◆ EXERCISE PROMPT
Provide an exact copy of the data, excluding the images.

Dataset excerpt:
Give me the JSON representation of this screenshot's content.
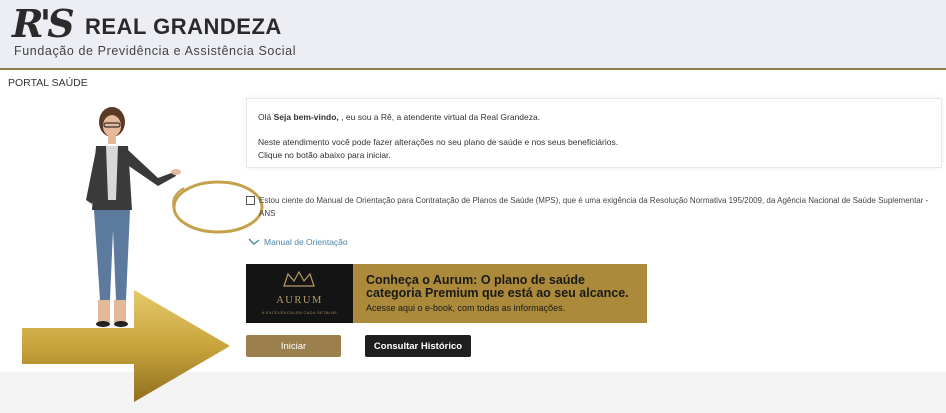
{
  "header": {
    "logo_mark": "R'S",
    "brand_name": "REAL GRANDEZA",
    "brand_subtitle": "Fundação de Previdência e Assistência Social"
  },
  "page_title": "PORTAL SAÚDE",
  "chat": {
    "greeting_prefix": "Olá",
    "greeting_bold": "Seja bem-vindo,",
    "greeting_rest": ", eu sou a Rê, a atendente virtual da Real Grandeza.",
    "line2": "Neste atendimento você pode fazer alterações no seu plano de saúde e nos seus beneficiários.",
    "line3": "Clique no botão abaixo para iniciar."
  },
  "consent": {
    "line1": "Estou ciente do Manual de Orientação para Contratação de Planos de Saúde (MPS), que é uma exigência da Resolução Normativa 195/2009, da Agência Nacional de Saúde Suplementar -",
    "line2": "ANS",
    "checked": false
  },
  "manual_link": "Manual de Orientação",
  "banner": {
    "aurum": "AURUM",
    "tagline": "A EXCELÊNCIA EM CADA DETALHE",
    "headline1": "Conheça o Aurum: O plano de saúde",
    "headline2": "categoria Premium que está ao seu alcance.",
    "subtitle": "Acesse aqui o e-book, com todas as informações."
  },
  "buttons": {
    "start": "Iniciar",
    "history": "Consultar Histórico"
  },
  "colors": {
    "header_bg": "#eceef4",
    "gold": "#ac8a3c",
    "start_button": "#9b7f4c",
    "history_button": "#1f1f1f",
    "link": "#4a86a8"
  }
}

◆ SOLUTION
Give me the JSON representation of this screenshot's content.
{
  "header": {
    "logo_mark": "R'S",
    "brand_name": "REAL GRANDEZA",
    "brand_subtitle": "Fundação de Previdência e Assistência Social"
  },
  "page_title": "PORTAL SAÚDE",
  "chat": {
    "greeting_prefix": "Olá",
    "greeting_bold": "Seja bem-vindo,",
    "greeting_rest": ", eu sou a Rê, a atendente virtual da Real Grandeza.",
    "line2": "Neste atendimento você pode fazer alterações no seu plano de saúde e nos seus beneficiários.",
    "line3": "Clique no botão abaixo para iniciar."
  },
  "consent": {
    "line1": "Estou ciente do Manual de Orientação para Contratação de Planos de Saúde (MPS), que é uma exigência da Resolução Normativa 195/2009, da Agência Nacional de Saúde Suplementar -",
    "line2": "ANS",
    "checked": false
  },
  "manual_link": "Manual de Orientação",
  "banner": {
    "aurum": "AURUM",
    "tagline": "A EXCELÊNCIA EM CADA DETALHE",
    "headline1": "Conheça o Aurum: O plano de saúde",
    "headline2": "categoria Premium que está ao seu alcance.",
    "subtitle": "Acesse aqui o e-book, com todas as informações."
  },
  "buttons": {
    "start": "Iniciar",
    "history": "Consultar Histórico"
  },
  "colors": {
    "header_bg": "#eceef4",
    "gold": "#ac8a3c",
    "start_button": "#9b7f4c",
    "history_button": "#1f1f1f",
    "link": "#4a86a8"
  }
}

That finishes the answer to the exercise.